**Brief:** Output word for word the lines from the one with "Convert this screenshot" to the final line of the data, both ends included, but skip the pictures.
-- start --
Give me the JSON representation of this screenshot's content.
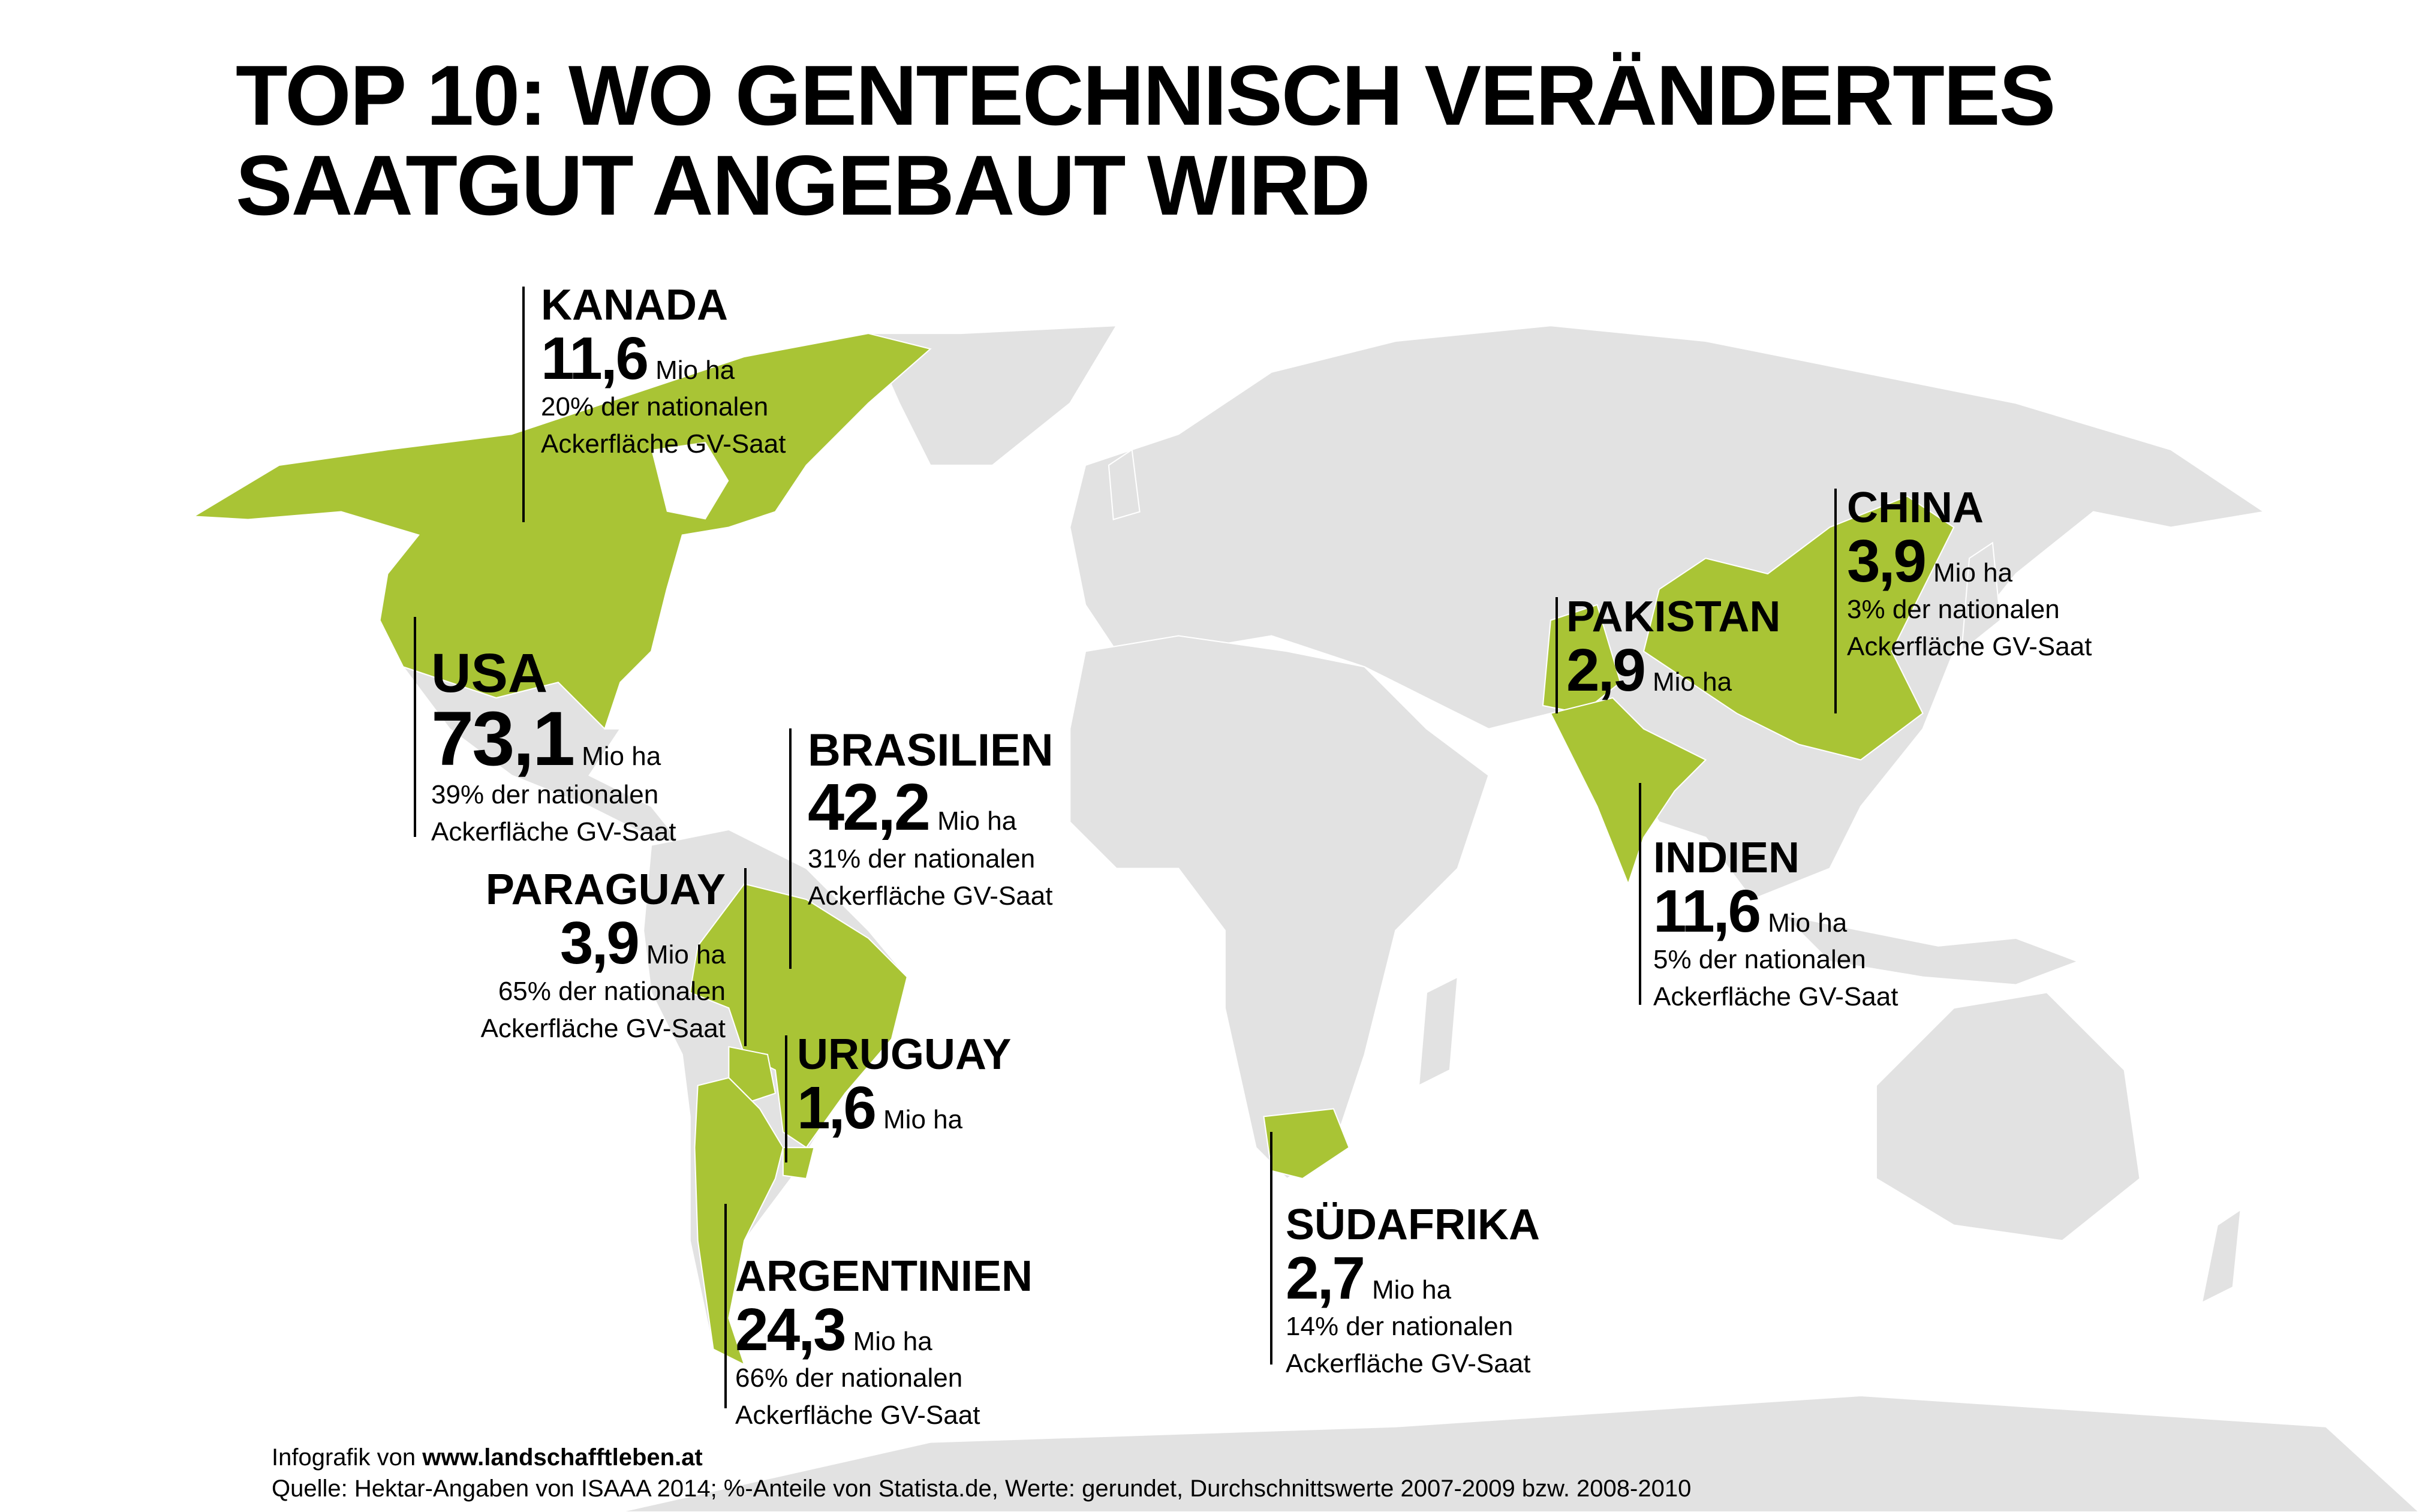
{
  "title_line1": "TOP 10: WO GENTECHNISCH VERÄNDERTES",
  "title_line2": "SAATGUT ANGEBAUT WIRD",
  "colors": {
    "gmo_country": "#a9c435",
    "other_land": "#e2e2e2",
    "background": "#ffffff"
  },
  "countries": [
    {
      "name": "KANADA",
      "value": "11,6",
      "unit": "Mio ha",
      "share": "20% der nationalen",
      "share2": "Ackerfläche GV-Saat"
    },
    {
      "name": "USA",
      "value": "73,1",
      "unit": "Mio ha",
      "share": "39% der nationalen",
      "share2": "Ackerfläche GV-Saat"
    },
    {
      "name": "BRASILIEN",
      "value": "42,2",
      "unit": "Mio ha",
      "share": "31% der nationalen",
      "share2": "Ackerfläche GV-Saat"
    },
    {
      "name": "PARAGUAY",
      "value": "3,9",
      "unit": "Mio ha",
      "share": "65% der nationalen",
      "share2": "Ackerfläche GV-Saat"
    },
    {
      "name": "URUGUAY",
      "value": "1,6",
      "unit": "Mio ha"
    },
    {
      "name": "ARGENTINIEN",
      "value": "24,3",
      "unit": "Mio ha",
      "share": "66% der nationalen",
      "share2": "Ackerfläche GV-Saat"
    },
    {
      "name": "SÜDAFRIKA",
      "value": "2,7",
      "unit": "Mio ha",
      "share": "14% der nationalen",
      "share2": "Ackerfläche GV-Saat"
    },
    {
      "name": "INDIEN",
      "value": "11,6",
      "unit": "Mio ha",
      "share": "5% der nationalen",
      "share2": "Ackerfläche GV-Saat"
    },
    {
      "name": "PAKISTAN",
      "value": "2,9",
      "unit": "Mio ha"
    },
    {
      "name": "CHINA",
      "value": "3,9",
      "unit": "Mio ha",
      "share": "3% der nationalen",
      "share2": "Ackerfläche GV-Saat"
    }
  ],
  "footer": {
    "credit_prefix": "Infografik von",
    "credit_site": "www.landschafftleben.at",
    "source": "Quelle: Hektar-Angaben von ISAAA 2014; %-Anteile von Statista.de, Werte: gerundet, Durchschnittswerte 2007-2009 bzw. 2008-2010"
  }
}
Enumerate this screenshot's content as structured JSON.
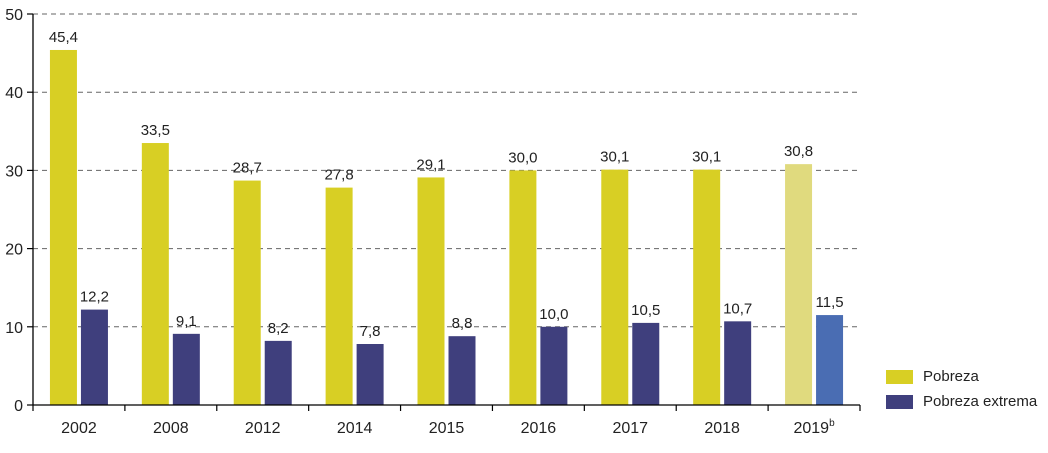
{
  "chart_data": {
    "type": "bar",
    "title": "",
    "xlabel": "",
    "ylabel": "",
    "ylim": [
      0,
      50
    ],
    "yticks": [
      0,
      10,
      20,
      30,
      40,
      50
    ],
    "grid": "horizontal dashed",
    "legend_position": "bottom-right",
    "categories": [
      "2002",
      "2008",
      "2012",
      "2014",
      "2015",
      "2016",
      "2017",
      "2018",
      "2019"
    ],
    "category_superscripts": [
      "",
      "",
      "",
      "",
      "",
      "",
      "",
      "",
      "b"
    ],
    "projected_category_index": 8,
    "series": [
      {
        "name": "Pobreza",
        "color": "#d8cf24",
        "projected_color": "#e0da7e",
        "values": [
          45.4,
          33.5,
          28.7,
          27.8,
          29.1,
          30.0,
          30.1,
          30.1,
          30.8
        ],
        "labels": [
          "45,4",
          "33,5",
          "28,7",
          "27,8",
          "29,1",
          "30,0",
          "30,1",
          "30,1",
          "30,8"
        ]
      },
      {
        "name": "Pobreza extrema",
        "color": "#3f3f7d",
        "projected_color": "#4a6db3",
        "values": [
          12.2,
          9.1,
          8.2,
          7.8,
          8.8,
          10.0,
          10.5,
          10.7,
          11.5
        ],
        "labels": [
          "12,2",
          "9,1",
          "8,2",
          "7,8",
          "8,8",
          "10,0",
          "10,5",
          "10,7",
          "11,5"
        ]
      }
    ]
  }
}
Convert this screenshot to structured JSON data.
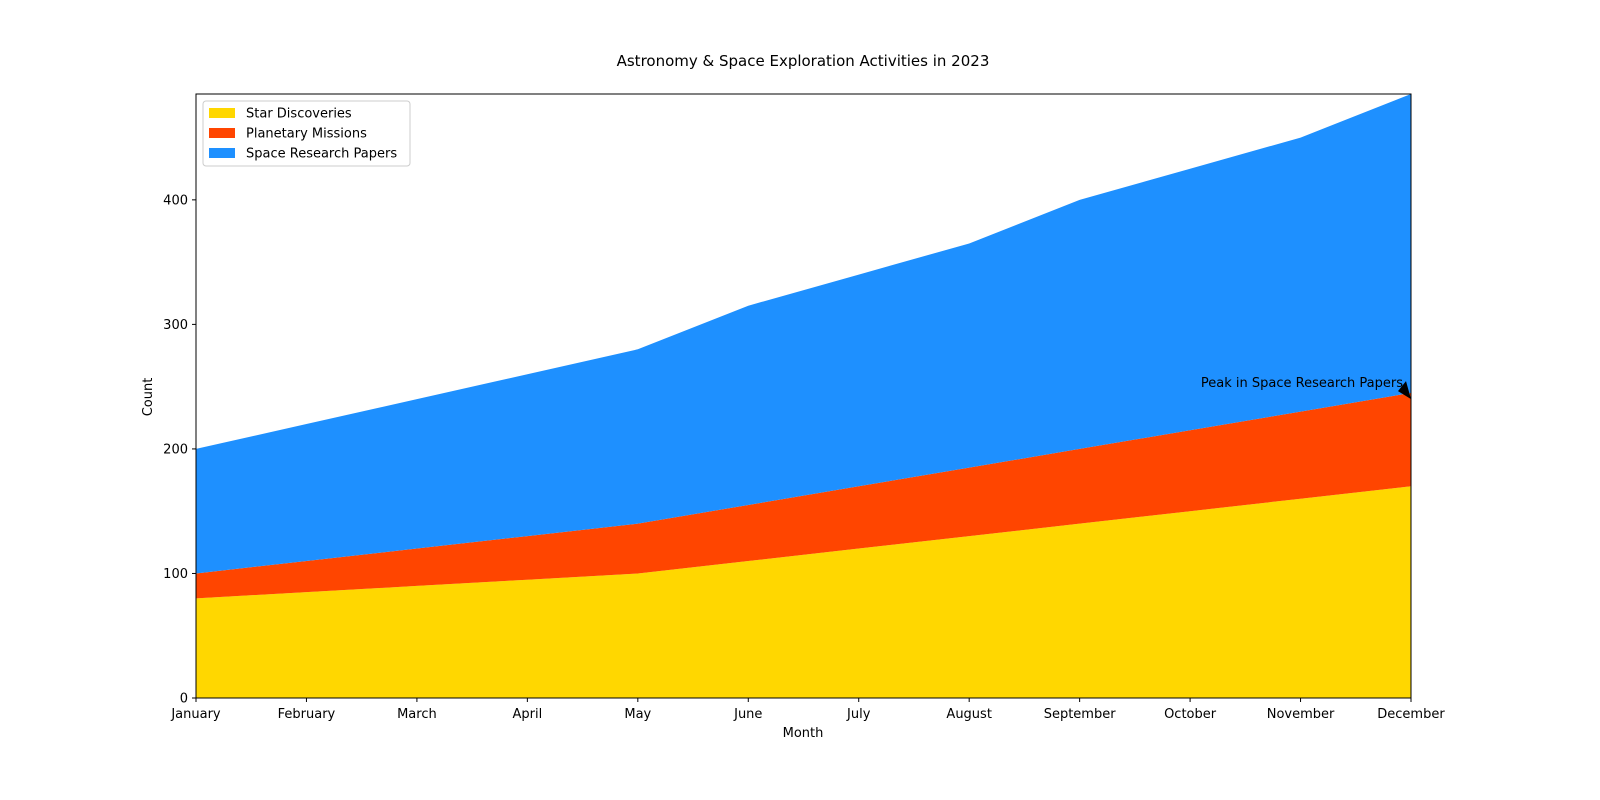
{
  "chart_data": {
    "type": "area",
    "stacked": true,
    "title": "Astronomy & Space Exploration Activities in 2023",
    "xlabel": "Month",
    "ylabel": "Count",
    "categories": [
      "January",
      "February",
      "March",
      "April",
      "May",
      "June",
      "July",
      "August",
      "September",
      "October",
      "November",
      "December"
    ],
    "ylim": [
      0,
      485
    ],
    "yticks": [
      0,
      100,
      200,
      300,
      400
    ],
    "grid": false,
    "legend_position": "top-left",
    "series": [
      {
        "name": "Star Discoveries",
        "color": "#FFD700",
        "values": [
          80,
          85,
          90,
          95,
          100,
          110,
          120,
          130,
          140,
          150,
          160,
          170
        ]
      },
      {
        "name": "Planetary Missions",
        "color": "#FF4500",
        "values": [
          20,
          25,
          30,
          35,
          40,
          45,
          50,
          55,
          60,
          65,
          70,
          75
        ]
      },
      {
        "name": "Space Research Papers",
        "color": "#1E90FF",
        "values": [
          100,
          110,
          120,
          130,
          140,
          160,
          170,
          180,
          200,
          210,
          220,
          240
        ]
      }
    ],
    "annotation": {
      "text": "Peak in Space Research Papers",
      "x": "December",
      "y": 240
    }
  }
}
-- end --
**Task response:**
Convert this screenshot to structured JSON data.
{
  "chart_data": {
    "type": "area",
    "stacked": true,
    "title": "Astronomy & Space Exploration Activities in 2023",
    "xlabel": "Month",
    "ylabel": "Count",
    "categories": [
      "January",
      "February",
      "March",
      "April",
      "May",
      "June",
      "July",
      "August",
      "September",
      "October",
      "November",
      "December"
    ],
    "ylim": [
      0,
      485
    ],
    "yticks": [
      0,
      100,
      200,
      300,
      400
    ],
    "grid": false,
    "legend_position": "top-left",
    "series": [
      {
        "name": "Star Discoveries",
        "color": "#FFD700",
        "values": [
          80,
          85,
          90,
          95,
          100,
          110,
          120,
          130,
          140,
          150,
          160,
          170
        ]
      },
      {
        "name": "Planetary Missions",
        "color": "#FF4500",
        "values": [
          20,
          25,
          30,
          35,
          40,
          45,
          50,
          55,
          60,
          65,
          70,
          75
        ]
      },
      {
        "name": "Space Research Papers",
        "color": "#1E90FF",
        "values": [
          100,
          110,
          120,
          130,
          140,
          160,
          170,
          180,
          200,
          210,
          220,
          240
        ]
      }
    ],
    "annotation": {
      "text": "Peak in Space Research Papers",
      "x": "December",
      "y": 240
    }
  }
}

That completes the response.